**DATASET CONTENT**:
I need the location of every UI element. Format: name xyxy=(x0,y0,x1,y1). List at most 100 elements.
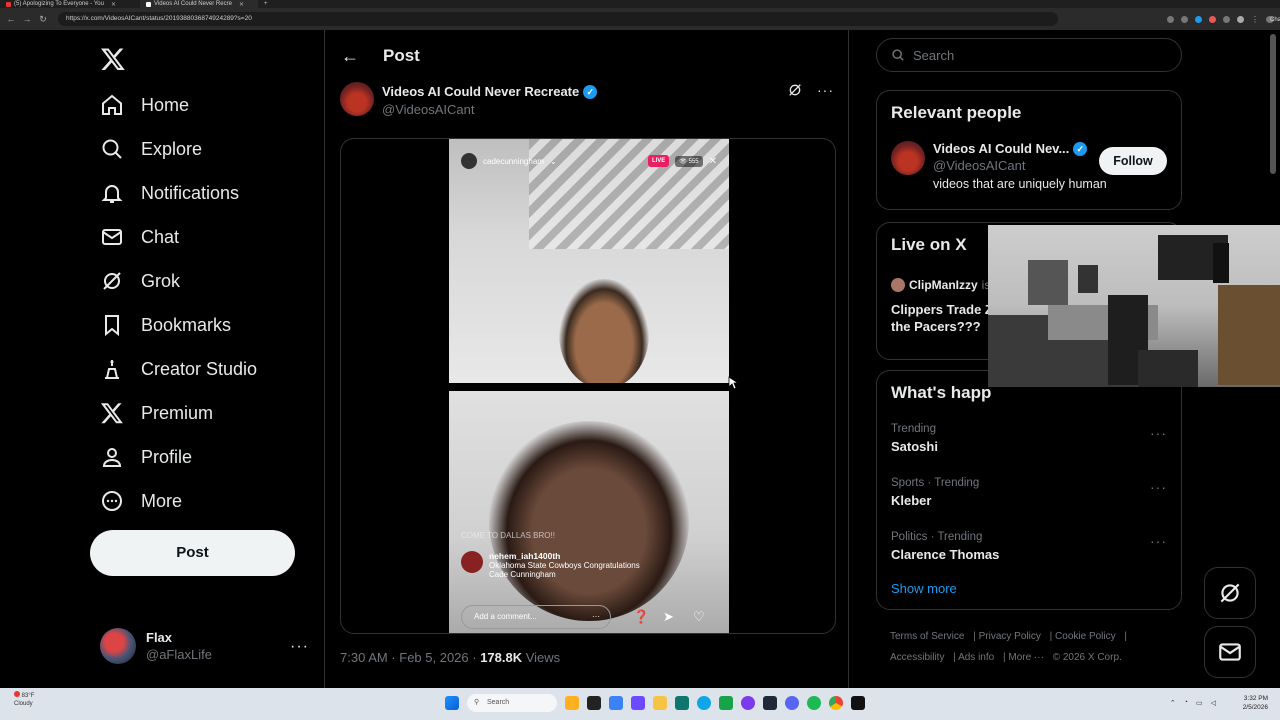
app-icon[interactable] xyxy=(719,696,733,710)
windows-start-icon[interactable] xyxy=(445,696,459,710)
nav-notifications[interactable]: Notifications xyxy=(100,173,239,213)
app-icon[interactable] xyxy=(785,696,799,710)
nav-label: Grok xyxy=(141,270,181,291)
search-input[interactable]: Search xyxy=(876,38,1182,72)
volume-icon[interactable]: ◁ xyxy=(1211,699,1216,707)
folder-icon[interactable] xyxy=(653,696,667,710)
post-author[interactable]: Videos AI Could Never Recreate ✓ @Videos… xyxy=(340,82,598,117)
chrome-icon[interactable] xyxy=(829,696,843,710)
app-icon[interactable] xyxy=(587,696,601,710)
back-arrow-icon[interactable]: ← xyxy=(341,46,359,67)
more-options-icon: ··· xyxy=(592,612,600,621)
browser-tab-active[interactable]: Videos AI Could Never Recre ✕ xyxy=(140,0,258,8)
taskbar-clock[interactable]: 3:32 PM 2/5/2026 xyxy=(1243,694,1268,712)
trend-more-icon[interactable]: ··· xyxy=(1150,533,1167,549)
new-tab-button[interactable]: + xyxy=(258,0,274,8)
x-logo-icon[interactable] xyxy=(100,46,126,72)
grok-fab[interactable] xyxy=(1204,567,1256,619)
person-name[interactable]: Videos AI Could Nev... xyxy=(933,141,1069,156)
nav-chat[interactable]: Chat xyxy=(100,217,179,257)
post-video[interactable]: cadecunningham ⌄ LIVE 👁 555 ✕ COME TO DA… xyxy=(340,138,836,634)
wifi-icon[interactable]: ◔ xyxy=(1184,699,1188,707)
author-name[interactable]: Videos AI Could Never Recreate xyxy=(382,84,579,99)
more-options-icon[interactable]: ··· xyxy=(817,82,834,98)
mouse-cursor-icon xyxy=(728,376,738,390)
profile-avatar-icon[interactable] xyxy=(1237,15,1244,23)
chat-button[interactable]: Chat xyxy=(1266,15,1280,23)
app-icon[interactable] xyxy=(609,696,623,710)
back-icon[interactable]: ← xyxy=(6,14,16,24)
author-handle[interactable]: @VideosAICant xyxy=(382,102,597,117)
show-more-link[interactable]: Show more xyxy=(891,581,957,596)
grok-icon[interactable] xyxy=(787,82,803,98)
home-icon xyxy=(102,94,122,115)
live-host[interactable]: ClipManIzzy is xyxy=(891,278,990,292)
app-icon[interactable] xyxy=(631,696,645,710)
edge-icon[interactable] xyxy=(697,696,711,710)
address-bar[interactable]: https://x.com/VideosAICant/status/201938… xyxy=(58,12,1058,26)
trend-more-icon[interactable]: ··· xyxy=(1150,479,1167,495)
nav-profile[interactable]: Profile xyxy=(100,437,192,477)
taskbar-search[interactable]: ⚲ Search xyxy=(467,694,557,712)
trend-item[interactable]: Trending Satoshi xyxy=(891,423,938,454)
live-stream-title[interactable]: Clippers Trade Z the Pacers??? xyxy=(891,301,1001,335)
extension-icon[interactable] xyxy=(1167,15,1174,23)
account-more-icon[interactable]: ··· xyxy=(290,638,309,656)
menu-icon[interactable]: ⋮ xyxy=(1251,15,1259,24)
video-frame-bottom: COME TO DALLAS BRO!! nehem_iah1400th Okl… xyxy=(449,391,729,633)
avatar[interactable] xyxy=(891,141,925,175)
extension-icon[interactable] xyxy=(1181,15,1188,23)
app-icon[interactable] xyxy=(851,696,865,710)
messages-fab[interactable] xyxy=(1204,626,1256,678)
nav-label: Explore xyxy=(141,138,203,159)
close-tab-icon[interactable]: ✕ xyxy=(239,1,244,8)
app-icon[interactable] xyxy=(741,696,755,710)
follow-button[interactable]: Follow xyxy=(1099,147,1167,175)
post-button[interactable]: Post xyxy=(90,530,295,576)
nav-premium[interactable]: Premium xyxy=(100,393,213,433)
nav-creator-studio[interactable]: Creator Studio xyxy=(100,349,257,389)
person-handle: @VideosAICant xyxy=(933,158,1026,173)
nav-bookmarks[interactable]: Bookmarks xyxy=(100,305,231,345)
page-scrollbar[interactable] xyxy=(1270,34,1276,174)
battery-icon[interactable]: ▭ xyxy=(1196,699,1203,707)
app-icon[interactable] xyxy=(565,696,579,710)
page-title: Post xyxy=(383,46,420,65)
trend-more-icon[interactable]: ··· xyxy=(1150,425,1167,441)
forward-icon[interactable]: → xyxy=(22,14,32,24)
reload-icon[interactable]: ↻ xyxy=(38,14,48,25)
nav-explore[interactable]: Explore xyxy=(100,129,202,169)
system-tray: ⌃ ◔ ▭ ◁ xyxy=(1170,699,1216,707)
footer-link[interactable]: More ··· xyxy=(1008,652,1044,663)
nav-more[interactable]: More xyxy=(100,481,182,521)
live-badge: LIVE xyxy=(647,155,670,167)
youtube-icon xyxy=(6,1,11,7)
weather-widget[interactable]: 83°F Cloudy xyxy=(14,691,34,708)
account-switcher[interactable]: Flax @aFlaxLife xyxy=(100,628,212,664)
bookmark-icon xyxy=(105,315,119,337)
extension-icon[interactable] xyxy=(1195,15,1202,23)
avatar[interactable] xyxy=(340,82,374,116)
person-row[interactable]: Videos AI Could Nev... ✓ @VideosAICant vi… xyxy=(891,141,1107,191)
nav-grok[interactable]: Grok xyxy=(100,261,180,301)
footer-link[interactable]: Ads info xyxy=(958,652,994,663)
browser-tab-bar: (5) Apologizing To Everyone - You ✕ Vide… xyxy=(0,0,1280,8)
footer-link[interactable]: Cookie Policy xyxy=(1055,631,1116,642)
relevant-people-card: Relevant people Videos AI Could Nev... ✓ … xyxy=(876,90,1182,210)
app-icon[interactable] xyxy=(763,696,777,710)
chevron-up-icon[interactable]: ⌃ xyxy=(1170,699,1176,707)
footer-link[interactable]: Terms of Service xyxy=(890,631,964,642)
footer-link[interactable]: Privacy Policy xyxy=(979,631,1041,642)
nav-home[interactable]: Home xyxy=(100,85,189,125)
trend-item[interactable]: Sports · Trending Kleber xyxy=(891,477,979,508)
extension-icon[interactable] xyxy=(1209,15,1216,23)
close-tab-icon[interactable]: ✕ xyxy=(111,1,116,8)
footer-links: Terms of Service | Privacy Policy | Cook… xyxy=(890,631,1128,663)
footer-link[interactable]: Accessibility xyxy=(890,652,944,663)
browser-tab[interactable]: (5) Apologizing To Everyone - You ✕ xyxy=(0,0,140,8)
app-icon[interactable] xyxy=(675,696,689,710)
extension-icon[interactable] xyxy=(1223,15,1230,23)
avatar xyxy=(100,628,136,664)
spotify-icon[interactable] xyxy=(807,696,821,710)
trend-item[interactable]: Politics · Trending Clarence Thomas xyxy=(891,531,999,562)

**PROBLEM DETAILS**:
Reproduce each of the rows above character for character. Omit any pictures.

**SOLUTION BELOW**:
I need the location of every UI element. Format: name xyxy=(x0,y0,x1,y1). List at most 100 elements.
app-icon[interactable] xyxy=(719,696,733,710)
windows-start-icon[interactable] xyxy=(445,696,459,710)
nav-notifications[interactable]: Notifications xyxy=(100,173,239,213)
app-icon[interactable] xyxy=(785,696,799,710)
nav-label: Grok xyxy=(141,270,181,291)
search-input[interactable]: Search xyxy=(876,38,1182,72)
volume-icon[interactable]: ◁ xyxy=(1211,699,1216,707)
folder-icon[interactable] xyxy=(653,696,667,710)
post-author[interactable]: Videos AI Could Never Recreate ✓ @Videos… xyxy=(340,82,598,117)
chrome-icon[interactable] xyxy=(829,696,843,710)
app-icon[interactable] xyxy=(587,696,601,710)
back-arrow-icon[interactable]: ← xyxy=(341,46,359,67)
more-options-icon: ··· xyxy=(592,612,600,621)
browser-tab-active[interactable]: Videos AI Could Never Recre ✕ xyxy=(140,0,258,8)
taskbar-clock[interactable]: 3:32 PM 2/5/2026 xyxy=(1243,694,1268,712)
trend-more-icon[interactable]: ··· xyxy=(1150,533,1167,549)
new-tab-button[interactable]: + xyxy=(258,0,274,8)
x-logo-icon[interactable] xyxy=(100,46,126,72)
grok-fab[interactable] xyxy=(1204,567,1256,619)
person-name[interactable]: Videos AI Could Nev... xyxy=(933,141,1069,156)
nav-chat[interactable]: Chat xyxy=(100,217,179,257)
post-video[interactable]: cadecunningham ⌄ LIVE 👁 555 ✕ COME TO DA… xyxy=(340,138,836,634)
wifi-icon[interactable]: ◔ xyxy=(1184,699,1188,707)
author-name[interactable]: Videos AI Could Never Recreate xyxy=(382,84,579,99)
more-options-icon[interactable]: ··· xyxy=(817,82,834,98)
mouse-cursor-icon xyxy=(728,376,738,390)
profile-avatar-icon[interactable] xyxy=(1237,15,1244,23)
chat-button[interactable]: Chat xyxy=(1266,15,1280,23)
app-icon[interactable] xyxy=(609,696,623,710)
back-icon[interactable]: ← xyxy=(6,14,16,24)
author-handle[interactable]: @VideosAICant xyxy=(382,102,597,117)
show-more-link[interactable]: Show more xyxy=(891,581,957,596)
grok-icon[interactable] xyxy=(787,82,803,98)
home-icon xyxy=(102,94,122,115)
live-host[interactable]: ClipManIzzy is xyxy=(891,278,990,292)
app-icon[interactable] xyxy=(631,696,645,710)
edge-icon[interactable] xyxy=(697,696,711,710)
address-bar[interactable]: https://x.com/VideosAICant/status/201938… xyxy=(58,12,1058,26)
trend-more-icon[interactable]: ··· xyxy=(1150,479,1167,495)
nav-profile[interactable]: Profile xyxy=(100,437,192,477)
taskbar-search[interactable]: ⚲ Search xyxy=(467,694,557,712)
trend-item[interactable]: Trending Satoshi xyxy=(891,423,938,454)
live-stream-title[interactable]: Clippers Trade Z the Pacers??? xyxy=(891,301,1001,335)
extension-icon[interactable] xyxy=(1167,15,1174,23)
account-more-icon[interactable]: ··· xyxy=(290,638,309,656)
menu-icon[interactable]: ⋮ xyxy=(1251,15,1259,24)
video-frame-bottom: COME TO DALLAS BRO!! nehem_iah1400th Okl… xyxy=(449,391,729,633)
avatar[interactable] xyxy=(891,141,925,175)
extension-icon[interactable] xyxy=(1181,15,1188,23)
app-icon[interactable] xyxy=(851,696,865,710)
messages-fab[interactable] xyxy=(1204,626,1256,678)
nav-label: Explore xyxy=(141,138,203,159)
close-tab-icon[interactable]: ✕ xyxy=(239,1,244,8)
app-icon[interactable] xyxy=(741,696,755,710)
follow-button[interactable]: Follow xyxy=(1099,147,1167,175)
post-button[interactable]: Post xyxy=(90,530,295,576)
nav-premium[interactable]: Premium xyxy=(100,393,213,433)
nav-creator-studio[interactable]: Creator Studio xyxy=(100,349,257,389)
person-handle: @VideosAICant xyxy=(933,158,1026,173)
nav-bookmarks[interactable]: Bookmarks xyxy=(100,305,231,345)
page-scrollbar[interactable] xyxy=(1270,34,1276,174)
battery-icon[interactable]: ▭ xyxy=(1196,699,1203,707)
app-icon[interactable] xyxy=(565,696,579,710)
page-title: Post xyxy=(383,46,420,65)
trend-more-icon[interactable]: ··· xyxy=(1150,425,1167,441)
forward-icon[interactable]: → xyxy=(22,14,32,24)
reload-icon[interactable]: ↻ xyxy=(38,14,48,25)
nav-explore[interactable]: Explore xyxy=(100,129,202,169)
system-tray: ⌃ ◔ ▭ ◁ xyxy=(1170,699,1216,707)
footer-link[interactable]: More ··· xyxy=(1008,652,1044,663)
nav-more[interactable]: More xyxy=(100,481,182,521)
live-badge: LIVE xyxy=(647,155,670,167)
youtube-icon xyxy=(6,1,11,7)
weather-widget[interactable]: 83°F Cloudy xyxy=(14,691,34,708)
account-switcher[interactable]: Flax @aFlaxLife xyxy=(100,628,212,664)
bookmark-icon xyxy=(105,315,119,337)
extension-icon[interactable] xyxy=(1195,15,1202,23)
avatar[interactable] xyxy=(340,82,374,116)
person-row[interactable]: Videos AI Could Nev... ✓ @VideosAICant vi… xyxy=(891,141,1107,191)
nav-grok[interactable]: Grok xyxy=(100,261,180,301)
footer-link[interactable]: Ads info xyxy=(958,652,994,663)
browser-tab-bar: (5) Apologizing To Everyone - You ✕ Vide… xyxy=(0,0,1280,8)
footer-link[interactable]: Cookie Policy xyxy=(1055,631,1116,642)
relevant-people-card: Relevant people Videos AI Could Nev... ✓ … xyxy=(876,90,1182,210)
app-icon[interactable] xyxy=(763,696,777,710)
chevron-up-icon[interactable]: ⌃ xyxy=(1170,699,1176,707)
footer-link[interactable]: Terms of Service xyxy=(890,631,964,642)
footer-link[interactable]: Privacy Policy xyxy=(979,631,1041,642)
nav-home[interactable]: Home xyxy=(100,85,189,125)
trend-item[interactable]: Sports · Trending Kleber xyxy=(891,477,979,508)
extension-icon[interactable] xyxy=(1209,15,1216,23)
close-tab-icon[interactable]: ✕ xyxy=(111,1,116,8)
footer-links: Terms of Service | Privacy Policy | Cook… xyxy=(890,631,1128,663)
footer-link[interactable]: Accessibility xyxy=(890,652,944,663)
browser-tab[interactable]: (5) Apologizing To Everyone - You ✕ xyxy=(0,0,140,8)
app-icon[interactable] xyxy=(675,696,689,710)
extension-icon[interactable] xyxy=(1223,15,1230,23)
avatar xyxy=(100,628,136,664)
spotify-icon[interactable] xyxy=(807,696,821,710)
trend-item[interactable]: Politics · Trending Clarence Thomas xyxy=(891,531,999,562)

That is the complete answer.